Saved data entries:

## Begin

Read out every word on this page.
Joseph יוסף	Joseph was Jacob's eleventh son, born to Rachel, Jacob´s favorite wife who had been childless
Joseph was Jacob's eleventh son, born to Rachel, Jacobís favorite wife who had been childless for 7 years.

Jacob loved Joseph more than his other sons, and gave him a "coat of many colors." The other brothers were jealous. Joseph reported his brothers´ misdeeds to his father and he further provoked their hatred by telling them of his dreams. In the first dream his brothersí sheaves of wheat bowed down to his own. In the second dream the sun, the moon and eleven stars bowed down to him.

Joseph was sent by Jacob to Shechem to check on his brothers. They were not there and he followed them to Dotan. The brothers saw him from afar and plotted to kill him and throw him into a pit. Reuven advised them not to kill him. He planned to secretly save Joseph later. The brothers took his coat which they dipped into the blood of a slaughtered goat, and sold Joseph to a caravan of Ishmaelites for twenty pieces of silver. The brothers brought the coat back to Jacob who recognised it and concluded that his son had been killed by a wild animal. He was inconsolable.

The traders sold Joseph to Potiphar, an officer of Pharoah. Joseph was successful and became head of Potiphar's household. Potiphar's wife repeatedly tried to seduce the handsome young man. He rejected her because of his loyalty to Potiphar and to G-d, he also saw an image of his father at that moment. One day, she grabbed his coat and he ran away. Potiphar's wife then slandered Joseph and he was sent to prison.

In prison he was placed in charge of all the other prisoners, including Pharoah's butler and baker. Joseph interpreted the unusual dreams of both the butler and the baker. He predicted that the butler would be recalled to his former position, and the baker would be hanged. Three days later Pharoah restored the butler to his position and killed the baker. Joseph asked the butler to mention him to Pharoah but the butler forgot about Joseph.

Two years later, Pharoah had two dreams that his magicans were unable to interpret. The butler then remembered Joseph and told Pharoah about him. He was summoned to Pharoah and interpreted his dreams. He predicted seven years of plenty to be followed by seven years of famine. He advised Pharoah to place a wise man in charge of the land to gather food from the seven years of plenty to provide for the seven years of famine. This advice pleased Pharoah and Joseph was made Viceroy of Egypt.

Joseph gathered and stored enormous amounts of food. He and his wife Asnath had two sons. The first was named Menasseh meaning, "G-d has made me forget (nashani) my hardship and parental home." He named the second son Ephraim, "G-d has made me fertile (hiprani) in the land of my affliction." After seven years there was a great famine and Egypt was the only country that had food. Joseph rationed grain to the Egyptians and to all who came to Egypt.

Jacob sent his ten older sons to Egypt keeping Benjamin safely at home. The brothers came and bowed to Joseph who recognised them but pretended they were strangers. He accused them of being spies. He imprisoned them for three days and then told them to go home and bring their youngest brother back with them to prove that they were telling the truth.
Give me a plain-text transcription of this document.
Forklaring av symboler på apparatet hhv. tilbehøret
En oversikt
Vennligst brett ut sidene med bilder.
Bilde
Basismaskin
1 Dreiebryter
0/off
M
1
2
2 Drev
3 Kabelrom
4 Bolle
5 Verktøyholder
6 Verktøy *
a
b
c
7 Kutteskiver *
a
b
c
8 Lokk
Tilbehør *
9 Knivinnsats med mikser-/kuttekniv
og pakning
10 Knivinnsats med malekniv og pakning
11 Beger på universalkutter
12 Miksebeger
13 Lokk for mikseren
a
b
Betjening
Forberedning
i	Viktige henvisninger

## End

Required task: Go back to the listing above and please repeat it exactly.

Exercise solution:
Read out every word on this page.
Joseph יוסף	Joseph was Jacob's eleventh son, born to Rachel, Jacob´s favorite wife who had been childless
Joseph was Jacob's eleventh son, born to Rachel, Jacobís favorite wife who had been childless for 7 years.

Jacob loved Joseph more than his other sons, and gave him a "coat of many colors." The other brothers were jealous. Joseph reported his brothers´ misdeeds to his father and he further provoked their hatred by telling them of his dreams. In the first dream his brothersí sheaves of wheat bowed down to his own. In the second dream the sun, the moon and eleven stars bowed down to him.

Joseph was sent by Jacob to Shechem to check on his brothers. They were not there and he followed them to Dotan. The brothers saw him from afar and plotted to kill him and throw him into a pit. Reuven advised them not to kill him. He planned to secretly save Joseph later. The brothers took his coat which they dipped into the blood of a slaughtered goat, and sold Joseph to a caravan of Ishmaelites for twenty pieces of silver. The brothers brought the coat back to Jacob who recognised it and concluded that his son had been killed by a wild animal. He was inconsolable.

The traders sold Joseph to Potiphar, an officer of Pharoah. Joseph was successful and became head of Potiphar's household. Potiphar's wife repeatedly tried to seduce the handsome young man. He rejected her because of his loyalty to Potiphar and to G-d, he also saw an image of his father at that moment. One day, she grabbed his coat and he ran away. Potiphar's wife then slandered Joseph and he was sent to prison.

In prison he was placed in charge of all the other prisoners, including Pharoah's butler and baker. Joseph interpreted the unusual dreams of both the butler and the baker. He predicted that the butler would be recalled to his former position, and the baker would be hanged. Three days later Pharoah restored the butler to his position and killed the baker. Joseph asked the butler to mention him to Pharoah but the butler forgot about Joseph.

Two years later, Pharoah had two dreams that his magicans were unable to interpret. The butler then remembered Joseph and told Pharoah about him. He was summoned to Pharoah and interpreted his dreams. He predicted seven years of plenty to be followed by seven years of famine. He advised Pharoah to place a wise man in charge of the land to gather food from the seven years of plenty to provide for the seven years of famine. This advice pleased Pharoah and Joseph was made Viceroy of Egypt.

Joseph gathered and stored enormous amounts of food. He and his wife Asnath had two sons. The first was named Menasseh meaning, "G-d has made me forget (nashani) my hardship and parental home." He named the second son Ephraim, "G-d has made me fertile (hiprani) in the land of my affliction." After seven years there was a great famine and Egypt was the only country that had food. Joseph rationed grain to the Egyptians and to all who came to Egypt.

Jacob sent his ten older sons to Egypt keeping Benjamin safely at home. The brothers came and bowed to Joseph who recognised them but pretended they were strangers. He accused them of being spies. He imprisoned them for three days and then told them to go home and bring their youngest brother back with them to prove that they were telling the truth.
Give me a plain-text transcription of this document.
Forklaring av symboler på apparatet hhv. tilbehøret
En oversikt
Vennligst brett ut sidene med bilder.
Bilde
Basismaskin
1 Dreiebryter
0/off
M
1
2
2 Drev
3 Kabelrom
4 Bolle
5 Verktøyholder
6 Verktøy *
a
b
c
7 Kutteskiver *
a
b
c
8 Lokk
Tilbehør *
9 Knivinnsats med mikser-/kuttekniv
og pakning
10 Knivinnsats med malekniv og pakning
11 Beger på universalkutter
12 Miksebeger
13 Lokk for mikseren
a
b
Betjening
Forberedning
i	Viktige henvisninger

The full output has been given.